Records about charts and figures:

◆ ◆ ◆ ◆ ◆

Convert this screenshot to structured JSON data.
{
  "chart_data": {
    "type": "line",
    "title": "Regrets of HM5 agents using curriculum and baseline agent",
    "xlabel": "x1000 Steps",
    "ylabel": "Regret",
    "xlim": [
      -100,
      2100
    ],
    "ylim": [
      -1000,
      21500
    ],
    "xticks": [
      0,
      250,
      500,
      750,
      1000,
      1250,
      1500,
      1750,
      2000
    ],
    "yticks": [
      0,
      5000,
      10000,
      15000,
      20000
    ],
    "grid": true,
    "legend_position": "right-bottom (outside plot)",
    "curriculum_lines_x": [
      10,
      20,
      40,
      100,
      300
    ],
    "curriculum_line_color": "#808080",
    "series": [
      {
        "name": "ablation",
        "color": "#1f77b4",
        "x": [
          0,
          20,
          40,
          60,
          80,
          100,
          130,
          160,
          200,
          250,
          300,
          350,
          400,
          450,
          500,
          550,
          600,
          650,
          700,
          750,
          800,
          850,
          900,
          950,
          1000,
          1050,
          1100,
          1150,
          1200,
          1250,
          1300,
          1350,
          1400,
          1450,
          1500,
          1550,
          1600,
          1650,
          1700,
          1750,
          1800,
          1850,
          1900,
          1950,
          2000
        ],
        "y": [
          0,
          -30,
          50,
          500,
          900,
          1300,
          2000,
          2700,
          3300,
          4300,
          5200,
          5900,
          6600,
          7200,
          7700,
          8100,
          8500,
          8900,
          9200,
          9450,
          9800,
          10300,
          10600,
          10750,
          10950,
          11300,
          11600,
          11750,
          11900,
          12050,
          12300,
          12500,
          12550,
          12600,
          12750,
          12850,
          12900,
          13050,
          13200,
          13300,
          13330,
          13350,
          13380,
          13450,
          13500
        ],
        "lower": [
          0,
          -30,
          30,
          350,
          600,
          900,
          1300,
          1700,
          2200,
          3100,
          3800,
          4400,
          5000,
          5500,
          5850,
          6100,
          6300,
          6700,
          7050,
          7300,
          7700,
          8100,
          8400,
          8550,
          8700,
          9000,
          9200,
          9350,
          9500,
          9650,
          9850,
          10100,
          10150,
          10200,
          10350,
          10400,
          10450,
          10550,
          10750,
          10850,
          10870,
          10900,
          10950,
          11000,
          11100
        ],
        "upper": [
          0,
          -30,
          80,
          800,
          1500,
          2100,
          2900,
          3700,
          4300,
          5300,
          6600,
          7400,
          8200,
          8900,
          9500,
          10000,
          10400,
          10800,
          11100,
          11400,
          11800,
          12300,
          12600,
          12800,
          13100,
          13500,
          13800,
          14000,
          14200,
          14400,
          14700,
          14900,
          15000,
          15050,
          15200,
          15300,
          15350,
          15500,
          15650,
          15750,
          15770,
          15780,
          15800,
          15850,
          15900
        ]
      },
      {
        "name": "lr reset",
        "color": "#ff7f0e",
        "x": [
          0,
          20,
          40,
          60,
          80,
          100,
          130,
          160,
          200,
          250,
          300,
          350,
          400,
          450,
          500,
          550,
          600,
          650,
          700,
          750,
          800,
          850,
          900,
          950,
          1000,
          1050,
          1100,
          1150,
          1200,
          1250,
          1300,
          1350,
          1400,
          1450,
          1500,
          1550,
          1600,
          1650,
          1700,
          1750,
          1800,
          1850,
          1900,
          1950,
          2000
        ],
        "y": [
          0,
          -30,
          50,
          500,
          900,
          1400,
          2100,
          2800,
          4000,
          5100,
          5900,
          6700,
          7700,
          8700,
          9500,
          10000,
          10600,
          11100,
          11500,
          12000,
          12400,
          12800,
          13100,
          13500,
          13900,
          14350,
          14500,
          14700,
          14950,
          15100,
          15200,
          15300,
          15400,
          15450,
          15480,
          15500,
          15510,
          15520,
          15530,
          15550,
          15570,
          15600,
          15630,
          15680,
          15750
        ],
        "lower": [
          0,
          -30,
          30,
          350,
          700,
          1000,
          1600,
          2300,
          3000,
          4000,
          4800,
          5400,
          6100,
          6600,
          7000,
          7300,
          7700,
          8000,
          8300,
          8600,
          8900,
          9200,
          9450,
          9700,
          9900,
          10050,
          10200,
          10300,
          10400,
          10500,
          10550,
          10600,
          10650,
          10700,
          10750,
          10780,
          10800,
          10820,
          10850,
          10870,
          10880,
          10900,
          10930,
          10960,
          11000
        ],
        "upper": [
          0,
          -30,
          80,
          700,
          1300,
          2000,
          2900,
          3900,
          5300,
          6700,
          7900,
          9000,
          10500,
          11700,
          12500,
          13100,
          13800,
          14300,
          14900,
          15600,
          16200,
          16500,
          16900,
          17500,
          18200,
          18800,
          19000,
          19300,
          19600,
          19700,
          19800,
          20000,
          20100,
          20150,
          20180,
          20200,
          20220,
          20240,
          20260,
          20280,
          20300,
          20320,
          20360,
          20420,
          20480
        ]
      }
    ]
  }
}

◆ ◆ ◆ ◆ ◆

## Objective
Copy all data exactly, start to finish.

## Task response
Convert this screenshot to structured JSON data.
{
  "chart_data": {
    "type": "line",
    "title": "Regrets of HM5 agents using curriculum and baseline agent",
    "xlabel": "x1000 Steps",
    "ylabel": "Regret",
    "xlim": [
      -100,
      2100
    ],
    "ylim": [
      -1000,
      21500
    ],
    "xticks": [
      0,
      250,
      500,
      750,
      1000,
      1250,
      1500,
      1750,
      2000
    ],
    "yticks": [
      0,
      5000,
      10000,
      15000,
      20000
    ],
    "grid": true,
    "legend_position": "right-bottom (outside plot)",
    "curriculum_lines_x": [
      10,
      20,
      40,
      100,
      300
    ],
    "curriculum_line_color": "#808080",
    "series": [
      {
        "name": "ablation",
        "color": "#1f77b4",
        "x": [
          0,
          20,
          40,
          60,
          80,
          100,
          130,
          160,
          200,
          250,
          300,
          350,
          400,
          450,
          500,
          550,
          600,
          650,
          700,
          750,
          800,
          850,
          900,
          950,
          1000,
          1050,
          1100,
          1150,
          1200,
          1250,
          1300,
          1350,
          1400,
          1450,
          1500,
          1550,
          1600,
          1650,
          1700,
          1750,
          1800,
          1850,
          1900,
          1950,
          2000
        ],
        "y": [
          0,
          -30,
          50,
          500,
          900,
          1300,
          2000,
          2700,
          3300,
          4300,
          5200,
          5900,
          6600,
          7200,
          7700,
          8100,
          8500,
          8900,
          9200,
          9450,
          9800,
          10300,
          10600,
          10750,
          10950,
          11300,
          11600,
          11750,
          11900,
          12050,
          12300,
          12500,
          12550,
          12600,
          12750,
          12850,
          12900,
          13050,
          13200,
          13300,
          13330,
          13350,
          13380,
          13450,
          13500
        ],
        "lower": [
          0,
          -30,
          30,
          350,
          600,
          900,
          1300,
          1700,
          2200,
          3100,
          3800,
          4400,
          5000,
          5500,
          5850,
          6100,
          6300,
          6700,
          7050,
          7300,
          7700,
          8100,
          8400,
          8550,
          8700,
          9000,
          9200,
          9350,
          9500,
          9650,
          9850,
          10100,
          10150,
          10200,
          10350,
          10400,
          10450,
          10550,
          10750,
          10850,
          10870,
          10900,
          10950,
          11000,
          11100
        ],
        "upper": [
          0,
          -30,
          80,
          800,
          1500,
          2100,
          2900,
          3700,
          4300,
          5300,
          6600,
          7400,
          8200,
          8900,
          9500,
          10000,
          10400,
          10800,
          11100,
          11400,
          11800,
          12300,
          12600,
          12800,
          13100,
          13500,
          13800,
          14000,
          14200,
          14400,
          14700,
          14900,
          15000,
          15050,
          15200,
          15300,
          15350,
          15500,
          15650,
          15750,
          15770,
          15780,
          15800,
          15850,
          15900
        ]
      },
      {
        "name": "lr reset",
        "color": "#ff7f0e",
        "x": [
          0,
          20,
          40,
          60,
          80,
          100,
          130,
          160,
          200,
          250,
          300,
          350,
          400,
          450,
          500,
          550,
          600,
          650,
          700,
          750,
          800,
          850,
          900,
          950,
          1000,
          1050,
          1100,
          1150,
          1200,
          1250,
          1300,
          1350,
          1400,
          1450,
          1500,
          1550,
          1600,
          1650,
          1700,
          1750,
          1800,
          1850,
          1900,
          1950,
          2000
        ],
        "y": [
          0,
          -30,
          50,
          500,
          900,
          1400,
          2100,
          2800,
          4000,
          5100,
          5900,
          6700,
          7700,
          8700,
          9500,
          10000,
          10600,
          11100,
          11500,
          12000,
          12400,
          12800,
          13100,
          13500,
          13900,
          14350,
          14500,
          14700,
          14950,
          15100,
          15200,
          15300,
          15400,
          15450,
          15480,
          15500,
          15510,
          15520,
          15530,
          15550,
          15570,
          15600,
          15630,
          15680,
          15750
        ],
        "lower": [
          0,
          -30,
          30,
          350,
          700,
          1000,
          1600,
          2300,
          3000,
          4000,
          4800,
          5400,
          6100,
          6600,
          7000,
          7300,
          7700,
          8000,
          8300,
          8600,
          8900,
          9200,
          9450,
          9700,
          9900,
          10050,
          10200,
          10300,
          10400,
          10500,
          10550,
          10600,
          10650,
          10700,
          10750,
          10780,
          10800,
          10820,
          10850,
          10870,
          10880,
          10900,
          10930,
          10960,
          11000
        ],
        "upper": [
          0,
          -30,
          80,
          700,
          1300,
          2000,
          2900,
          3900,
          5300,
          6700,
          7900,
          9000,
          10500,
          11700,
          12500,
          13100,
          13800,
          14300,
          14900,
          15600,
          16200,
          16500,
          16900,
          17500,
          18200,
          18800,
          19000,
          19300,
          19600,
          19700,
          19800,
          20000,
          20100,
          20150,
          20180,
          20200,
          20220,
          20240,
          20260,
          20280,
          20300,
          20320,
          20360,
          20420,
          20480
        ]
      }
    ]
  }
}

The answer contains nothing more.